Listing:
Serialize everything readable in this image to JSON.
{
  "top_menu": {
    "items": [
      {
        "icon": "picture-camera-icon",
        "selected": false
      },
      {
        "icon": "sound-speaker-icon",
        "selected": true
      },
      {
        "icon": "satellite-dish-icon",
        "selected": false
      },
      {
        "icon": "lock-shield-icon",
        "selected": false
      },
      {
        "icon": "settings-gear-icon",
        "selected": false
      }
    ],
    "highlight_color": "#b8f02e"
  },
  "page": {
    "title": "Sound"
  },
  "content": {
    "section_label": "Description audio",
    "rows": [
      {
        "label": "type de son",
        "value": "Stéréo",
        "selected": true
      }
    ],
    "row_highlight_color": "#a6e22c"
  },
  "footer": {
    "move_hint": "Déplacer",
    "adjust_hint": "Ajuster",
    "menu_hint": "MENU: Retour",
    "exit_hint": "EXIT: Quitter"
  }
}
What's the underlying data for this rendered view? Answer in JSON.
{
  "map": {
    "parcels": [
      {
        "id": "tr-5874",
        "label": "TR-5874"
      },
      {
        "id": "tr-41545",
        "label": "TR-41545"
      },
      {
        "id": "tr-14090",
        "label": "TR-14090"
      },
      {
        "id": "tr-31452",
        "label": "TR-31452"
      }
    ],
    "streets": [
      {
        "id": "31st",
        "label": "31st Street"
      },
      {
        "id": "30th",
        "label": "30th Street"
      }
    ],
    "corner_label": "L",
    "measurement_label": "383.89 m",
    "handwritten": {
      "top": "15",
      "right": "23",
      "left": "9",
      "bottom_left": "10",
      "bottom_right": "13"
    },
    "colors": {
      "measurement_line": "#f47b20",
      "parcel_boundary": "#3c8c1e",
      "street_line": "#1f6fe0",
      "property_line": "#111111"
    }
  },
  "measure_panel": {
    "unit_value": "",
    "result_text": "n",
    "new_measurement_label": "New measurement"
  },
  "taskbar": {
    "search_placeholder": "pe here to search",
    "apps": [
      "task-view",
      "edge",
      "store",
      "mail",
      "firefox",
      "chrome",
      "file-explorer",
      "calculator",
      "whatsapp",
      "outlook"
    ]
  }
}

==

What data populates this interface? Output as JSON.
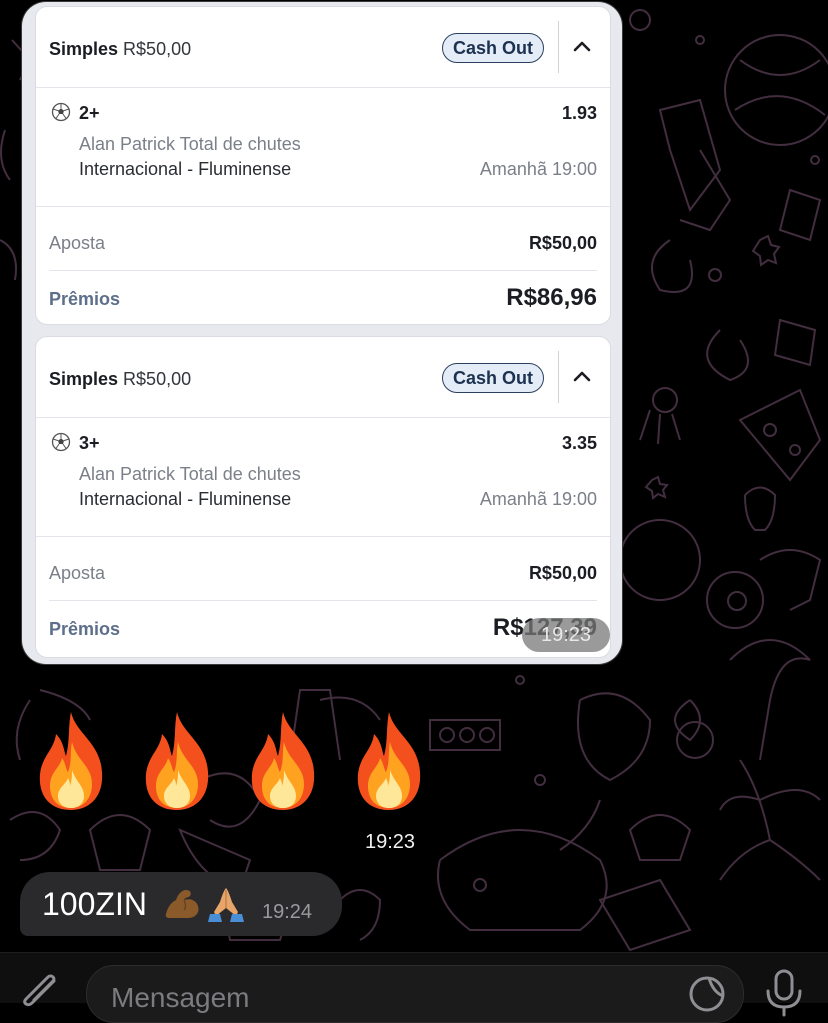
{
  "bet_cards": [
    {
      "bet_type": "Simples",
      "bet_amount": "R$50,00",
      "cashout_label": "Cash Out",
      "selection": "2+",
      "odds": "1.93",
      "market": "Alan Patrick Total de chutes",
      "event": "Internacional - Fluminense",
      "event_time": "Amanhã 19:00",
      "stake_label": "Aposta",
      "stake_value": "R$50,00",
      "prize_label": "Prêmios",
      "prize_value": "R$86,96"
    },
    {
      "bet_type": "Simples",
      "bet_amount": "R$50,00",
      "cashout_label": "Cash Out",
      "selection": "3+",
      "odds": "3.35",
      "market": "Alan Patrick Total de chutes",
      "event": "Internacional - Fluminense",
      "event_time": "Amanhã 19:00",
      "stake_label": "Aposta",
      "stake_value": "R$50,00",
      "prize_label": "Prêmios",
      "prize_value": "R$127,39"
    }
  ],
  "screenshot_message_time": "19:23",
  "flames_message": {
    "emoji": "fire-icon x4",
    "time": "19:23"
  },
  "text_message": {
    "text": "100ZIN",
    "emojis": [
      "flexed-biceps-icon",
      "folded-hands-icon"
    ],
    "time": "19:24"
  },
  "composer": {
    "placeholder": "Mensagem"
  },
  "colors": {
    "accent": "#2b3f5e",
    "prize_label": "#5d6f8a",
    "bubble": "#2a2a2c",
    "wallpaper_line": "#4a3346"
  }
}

Task directions: From the entries above, return each line with the word "data" in it.

Exercise answer:
What's the underlying data for this rendered view? Answer in JSON.
What data populates this interface? Output as JSON.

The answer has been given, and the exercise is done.